--- start of Task data ---

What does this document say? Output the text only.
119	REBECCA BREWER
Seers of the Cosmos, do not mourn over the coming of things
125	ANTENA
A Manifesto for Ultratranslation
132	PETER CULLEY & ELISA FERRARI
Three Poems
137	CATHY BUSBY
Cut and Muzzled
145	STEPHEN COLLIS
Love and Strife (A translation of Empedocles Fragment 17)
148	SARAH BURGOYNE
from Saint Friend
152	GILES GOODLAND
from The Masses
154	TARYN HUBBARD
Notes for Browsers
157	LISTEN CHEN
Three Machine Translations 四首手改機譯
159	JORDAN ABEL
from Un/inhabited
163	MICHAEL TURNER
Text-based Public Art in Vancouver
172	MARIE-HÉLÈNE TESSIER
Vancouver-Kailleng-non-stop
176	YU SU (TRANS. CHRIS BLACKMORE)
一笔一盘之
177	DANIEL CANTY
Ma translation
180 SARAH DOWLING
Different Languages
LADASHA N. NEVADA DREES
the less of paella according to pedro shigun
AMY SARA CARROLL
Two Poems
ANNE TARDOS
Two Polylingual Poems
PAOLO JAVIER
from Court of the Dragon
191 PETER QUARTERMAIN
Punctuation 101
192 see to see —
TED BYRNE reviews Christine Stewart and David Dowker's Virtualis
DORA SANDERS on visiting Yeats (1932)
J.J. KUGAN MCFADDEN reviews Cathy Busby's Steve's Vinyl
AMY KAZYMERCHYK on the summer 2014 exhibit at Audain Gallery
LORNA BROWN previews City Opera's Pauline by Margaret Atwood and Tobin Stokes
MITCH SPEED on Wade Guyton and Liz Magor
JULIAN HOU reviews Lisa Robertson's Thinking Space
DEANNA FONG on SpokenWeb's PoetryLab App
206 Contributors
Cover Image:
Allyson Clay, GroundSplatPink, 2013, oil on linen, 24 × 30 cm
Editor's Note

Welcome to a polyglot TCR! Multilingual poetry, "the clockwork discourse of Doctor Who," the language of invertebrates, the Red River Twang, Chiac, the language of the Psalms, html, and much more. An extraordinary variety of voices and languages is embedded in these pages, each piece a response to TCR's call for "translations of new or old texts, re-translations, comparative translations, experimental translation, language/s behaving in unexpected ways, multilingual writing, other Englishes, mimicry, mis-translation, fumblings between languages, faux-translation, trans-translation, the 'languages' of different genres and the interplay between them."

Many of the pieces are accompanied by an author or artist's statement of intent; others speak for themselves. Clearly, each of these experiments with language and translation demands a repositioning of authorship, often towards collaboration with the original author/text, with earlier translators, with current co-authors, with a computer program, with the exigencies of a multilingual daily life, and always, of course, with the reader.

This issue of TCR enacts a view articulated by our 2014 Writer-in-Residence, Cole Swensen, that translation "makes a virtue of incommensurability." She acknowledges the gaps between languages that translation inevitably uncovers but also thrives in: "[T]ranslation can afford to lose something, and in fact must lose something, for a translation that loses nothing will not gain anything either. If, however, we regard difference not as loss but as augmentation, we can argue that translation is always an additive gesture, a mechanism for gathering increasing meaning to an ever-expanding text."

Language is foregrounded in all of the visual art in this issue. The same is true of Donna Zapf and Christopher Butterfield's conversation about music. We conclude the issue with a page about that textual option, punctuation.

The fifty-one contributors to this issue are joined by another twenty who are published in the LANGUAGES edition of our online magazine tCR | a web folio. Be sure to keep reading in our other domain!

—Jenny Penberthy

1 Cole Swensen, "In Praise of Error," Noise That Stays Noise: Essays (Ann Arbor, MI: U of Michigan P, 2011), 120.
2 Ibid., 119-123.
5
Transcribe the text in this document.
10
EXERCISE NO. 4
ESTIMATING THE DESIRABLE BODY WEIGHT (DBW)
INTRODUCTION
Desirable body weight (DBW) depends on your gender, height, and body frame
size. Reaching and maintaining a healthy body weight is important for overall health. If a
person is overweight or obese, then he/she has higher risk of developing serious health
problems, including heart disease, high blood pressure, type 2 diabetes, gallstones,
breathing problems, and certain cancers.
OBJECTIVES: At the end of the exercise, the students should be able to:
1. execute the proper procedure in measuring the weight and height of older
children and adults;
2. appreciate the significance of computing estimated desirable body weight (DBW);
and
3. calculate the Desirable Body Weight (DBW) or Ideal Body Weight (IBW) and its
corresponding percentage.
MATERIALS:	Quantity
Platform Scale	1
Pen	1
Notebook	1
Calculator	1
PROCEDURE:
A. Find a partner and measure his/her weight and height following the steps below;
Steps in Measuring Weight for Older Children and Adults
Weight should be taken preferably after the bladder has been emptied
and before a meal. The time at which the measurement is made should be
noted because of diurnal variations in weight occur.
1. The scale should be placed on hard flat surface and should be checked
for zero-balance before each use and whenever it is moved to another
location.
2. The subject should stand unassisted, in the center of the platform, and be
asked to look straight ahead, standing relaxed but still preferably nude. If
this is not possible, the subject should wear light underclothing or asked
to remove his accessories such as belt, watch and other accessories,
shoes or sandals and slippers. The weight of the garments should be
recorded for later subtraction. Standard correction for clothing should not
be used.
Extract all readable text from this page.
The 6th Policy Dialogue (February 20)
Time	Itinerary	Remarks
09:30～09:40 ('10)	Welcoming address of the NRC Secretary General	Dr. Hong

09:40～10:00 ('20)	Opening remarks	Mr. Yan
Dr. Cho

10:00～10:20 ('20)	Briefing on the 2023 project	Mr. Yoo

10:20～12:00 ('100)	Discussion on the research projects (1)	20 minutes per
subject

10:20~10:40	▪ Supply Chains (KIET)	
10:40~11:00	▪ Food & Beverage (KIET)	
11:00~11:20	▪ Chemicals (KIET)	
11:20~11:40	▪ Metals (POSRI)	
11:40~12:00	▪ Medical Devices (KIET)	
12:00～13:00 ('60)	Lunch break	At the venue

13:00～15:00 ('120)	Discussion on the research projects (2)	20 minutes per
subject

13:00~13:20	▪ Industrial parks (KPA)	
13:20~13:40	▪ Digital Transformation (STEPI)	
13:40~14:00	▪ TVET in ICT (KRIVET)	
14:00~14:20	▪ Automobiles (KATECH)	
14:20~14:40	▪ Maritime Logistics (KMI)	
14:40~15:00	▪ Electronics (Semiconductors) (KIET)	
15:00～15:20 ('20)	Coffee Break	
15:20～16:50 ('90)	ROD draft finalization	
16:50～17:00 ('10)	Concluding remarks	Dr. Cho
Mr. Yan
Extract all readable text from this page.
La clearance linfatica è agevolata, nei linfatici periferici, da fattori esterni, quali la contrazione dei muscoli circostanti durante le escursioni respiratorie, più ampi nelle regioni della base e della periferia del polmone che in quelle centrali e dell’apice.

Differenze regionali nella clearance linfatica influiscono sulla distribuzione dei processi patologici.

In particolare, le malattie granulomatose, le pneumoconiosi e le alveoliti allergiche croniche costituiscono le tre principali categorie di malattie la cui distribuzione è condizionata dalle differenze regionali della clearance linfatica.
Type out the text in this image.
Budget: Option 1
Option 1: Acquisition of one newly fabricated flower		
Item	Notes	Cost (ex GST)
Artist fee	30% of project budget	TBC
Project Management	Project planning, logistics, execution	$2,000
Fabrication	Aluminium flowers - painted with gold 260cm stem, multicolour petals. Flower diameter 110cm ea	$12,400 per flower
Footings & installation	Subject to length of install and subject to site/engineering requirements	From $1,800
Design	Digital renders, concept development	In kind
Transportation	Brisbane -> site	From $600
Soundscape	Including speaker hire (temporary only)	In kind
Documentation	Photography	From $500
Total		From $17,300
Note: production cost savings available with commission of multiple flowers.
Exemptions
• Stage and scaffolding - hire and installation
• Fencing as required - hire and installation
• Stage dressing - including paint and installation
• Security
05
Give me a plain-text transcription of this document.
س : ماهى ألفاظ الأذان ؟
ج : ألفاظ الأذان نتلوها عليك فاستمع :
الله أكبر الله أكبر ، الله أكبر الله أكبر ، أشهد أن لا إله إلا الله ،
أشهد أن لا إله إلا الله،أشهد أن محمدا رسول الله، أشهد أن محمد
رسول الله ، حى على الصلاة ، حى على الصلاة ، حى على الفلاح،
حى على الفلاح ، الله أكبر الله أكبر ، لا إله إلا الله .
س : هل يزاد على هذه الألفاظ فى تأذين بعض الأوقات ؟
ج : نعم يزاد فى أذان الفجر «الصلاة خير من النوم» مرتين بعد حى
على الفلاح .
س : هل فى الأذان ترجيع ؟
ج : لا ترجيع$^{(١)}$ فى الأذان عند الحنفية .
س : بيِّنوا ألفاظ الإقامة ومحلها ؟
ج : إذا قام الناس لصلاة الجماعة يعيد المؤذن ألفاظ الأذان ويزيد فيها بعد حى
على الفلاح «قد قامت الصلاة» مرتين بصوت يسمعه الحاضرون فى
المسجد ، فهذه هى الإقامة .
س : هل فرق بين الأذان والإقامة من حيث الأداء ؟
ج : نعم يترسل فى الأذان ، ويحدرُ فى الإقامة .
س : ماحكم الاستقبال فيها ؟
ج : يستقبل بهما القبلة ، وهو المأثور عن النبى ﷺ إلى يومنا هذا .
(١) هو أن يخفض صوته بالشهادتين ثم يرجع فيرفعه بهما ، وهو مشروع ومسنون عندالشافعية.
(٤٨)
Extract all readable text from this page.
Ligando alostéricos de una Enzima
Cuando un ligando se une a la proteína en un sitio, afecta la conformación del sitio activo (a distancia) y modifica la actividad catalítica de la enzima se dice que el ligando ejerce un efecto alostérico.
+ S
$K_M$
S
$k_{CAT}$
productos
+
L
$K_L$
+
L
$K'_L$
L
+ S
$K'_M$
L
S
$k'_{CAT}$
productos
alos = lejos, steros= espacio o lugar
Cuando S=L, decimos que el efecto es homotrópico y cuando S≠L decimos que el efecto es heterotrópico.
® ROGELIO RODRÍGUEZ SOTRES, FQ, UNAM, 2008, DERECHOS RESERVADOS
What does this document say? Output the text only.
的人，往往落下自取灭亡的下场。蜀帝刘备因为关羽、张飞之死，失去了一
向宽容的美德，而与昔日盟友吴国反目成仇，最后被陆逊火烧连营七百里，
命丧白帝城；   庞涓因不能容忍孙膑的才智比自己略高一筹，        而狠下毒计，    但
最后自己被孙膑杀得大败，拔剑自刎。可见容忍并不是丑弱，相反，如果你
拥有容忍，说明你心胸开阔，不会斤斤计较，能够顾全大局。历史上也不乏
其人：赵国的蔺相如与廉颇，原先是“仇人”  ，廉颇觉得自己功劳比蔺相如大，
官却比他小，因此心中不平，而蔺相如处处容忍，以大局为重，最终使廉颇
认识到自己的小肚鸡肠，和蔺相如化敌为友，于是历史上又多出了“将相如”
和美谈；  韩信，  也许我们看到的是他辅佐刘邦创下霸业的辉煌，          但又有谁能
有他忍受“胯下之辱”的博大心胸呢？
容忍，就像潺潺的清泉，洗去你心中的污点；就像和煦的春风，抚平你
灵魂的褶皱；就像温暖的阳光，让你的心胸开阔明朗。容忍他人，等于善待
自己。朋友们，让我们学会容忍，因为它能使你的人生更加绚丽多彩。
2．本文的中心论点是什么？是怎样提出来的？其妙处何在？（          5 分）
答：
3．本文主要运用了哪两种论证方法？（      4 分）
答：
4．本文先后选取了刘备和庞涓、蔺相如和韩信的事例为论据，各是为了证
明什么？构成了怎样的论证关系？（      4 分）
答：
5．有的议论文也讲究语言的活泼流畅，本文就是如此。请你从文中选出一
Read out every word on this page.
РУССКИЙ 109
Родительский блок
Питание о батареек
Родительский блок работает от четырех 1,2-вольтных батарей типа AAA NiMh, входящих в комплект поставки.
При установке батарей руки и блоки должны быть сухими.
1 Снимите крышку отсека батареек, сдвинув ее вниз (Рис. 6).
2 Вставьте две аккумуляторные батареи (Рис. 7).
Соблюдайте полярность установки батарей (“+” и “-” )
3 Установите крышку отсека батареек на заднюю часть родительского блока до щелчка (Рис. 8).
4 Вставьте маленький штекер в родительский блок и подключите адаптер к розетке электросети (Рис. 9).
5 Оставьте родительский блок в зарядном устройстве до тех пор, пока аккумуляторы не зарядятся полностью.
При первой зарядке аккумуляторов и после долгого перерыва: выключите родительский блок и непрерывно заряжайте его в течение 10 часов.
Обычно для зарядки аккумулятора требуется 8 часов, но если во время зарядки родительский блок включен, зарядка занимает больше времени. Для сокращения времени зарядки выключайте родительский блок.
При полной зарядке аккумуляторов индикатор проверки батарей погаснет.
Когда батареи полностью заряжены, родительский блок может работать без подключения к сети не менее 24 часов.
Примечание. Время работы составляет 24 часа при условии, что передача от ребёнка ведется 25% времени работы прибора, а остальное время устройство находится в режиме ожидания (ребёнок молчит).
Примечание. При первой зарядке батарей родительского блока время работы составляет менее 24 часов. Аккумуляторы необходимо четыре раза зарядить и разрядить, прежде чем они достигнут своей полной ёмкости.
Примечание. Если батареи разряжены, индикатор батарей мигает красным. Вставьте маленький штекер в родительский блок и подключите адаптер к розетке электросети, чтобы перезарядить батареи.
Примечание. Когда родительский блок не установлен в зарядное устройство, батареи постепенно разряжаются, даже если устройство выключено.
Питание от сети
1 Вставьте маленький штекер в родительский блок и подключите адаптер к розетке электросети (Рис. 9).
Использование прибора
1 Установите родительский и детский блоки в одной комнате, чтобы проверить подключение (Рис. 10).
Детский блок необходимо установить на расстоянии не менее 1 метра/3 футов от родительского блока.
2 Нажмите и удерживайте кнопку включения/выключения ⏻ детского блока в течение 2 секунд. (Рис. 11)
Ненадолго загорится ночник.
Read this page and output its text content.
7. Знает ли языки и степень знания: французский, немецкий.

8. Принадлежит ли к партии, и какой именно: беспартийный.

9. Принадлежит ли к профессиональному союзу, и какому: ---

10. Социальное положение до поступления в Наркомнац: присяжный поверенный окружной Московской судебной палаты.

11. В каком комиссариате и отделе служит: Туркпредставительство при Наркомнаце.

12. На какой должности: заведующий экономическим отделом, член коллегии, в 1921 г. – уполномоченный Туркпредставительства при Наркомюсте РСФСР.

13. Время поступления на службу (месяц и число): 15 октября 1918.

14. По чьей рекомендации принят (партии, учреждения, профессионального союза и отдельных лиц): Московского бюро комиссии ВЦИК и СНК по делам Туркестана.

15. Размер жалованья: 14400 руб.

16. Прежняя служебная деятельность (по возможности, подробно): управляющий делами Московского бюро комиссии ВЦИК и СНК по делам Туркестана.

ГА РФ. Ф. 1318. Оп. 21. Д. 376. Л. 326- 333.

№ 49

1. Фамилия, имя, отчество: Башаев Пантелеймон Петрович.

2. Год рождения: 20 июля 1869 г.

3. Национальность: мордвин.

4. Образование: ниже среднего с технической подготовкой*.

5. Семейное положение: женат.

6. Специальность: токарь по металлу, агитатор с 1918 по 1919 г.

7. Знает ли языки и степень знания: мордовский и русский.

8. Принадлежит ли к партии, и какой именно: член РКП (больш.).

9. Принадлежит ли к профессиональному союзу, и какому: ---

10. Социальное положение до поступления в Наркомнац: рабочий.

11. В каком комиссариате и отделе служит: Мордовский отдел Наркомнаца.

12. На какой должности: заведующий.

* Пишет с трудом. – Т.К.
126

--- end of Task data ---

In the lines above, find each one with "маленький" and list it.

4 Вставьте маленький штекер в родительский блок и подключите адаптер к розетке электросети (Рис. 9).
Примечание. Если батареи разряжены, индикатор батарей мигает красным. Вставьте маленький штекер в родительский блок и подключите адаптер к розетке электросети, чтобы перезарядить батареи.
1 Вставьте маленький штекер в родительский блок и подключите адаптер к розетке электросети (Рис. 9).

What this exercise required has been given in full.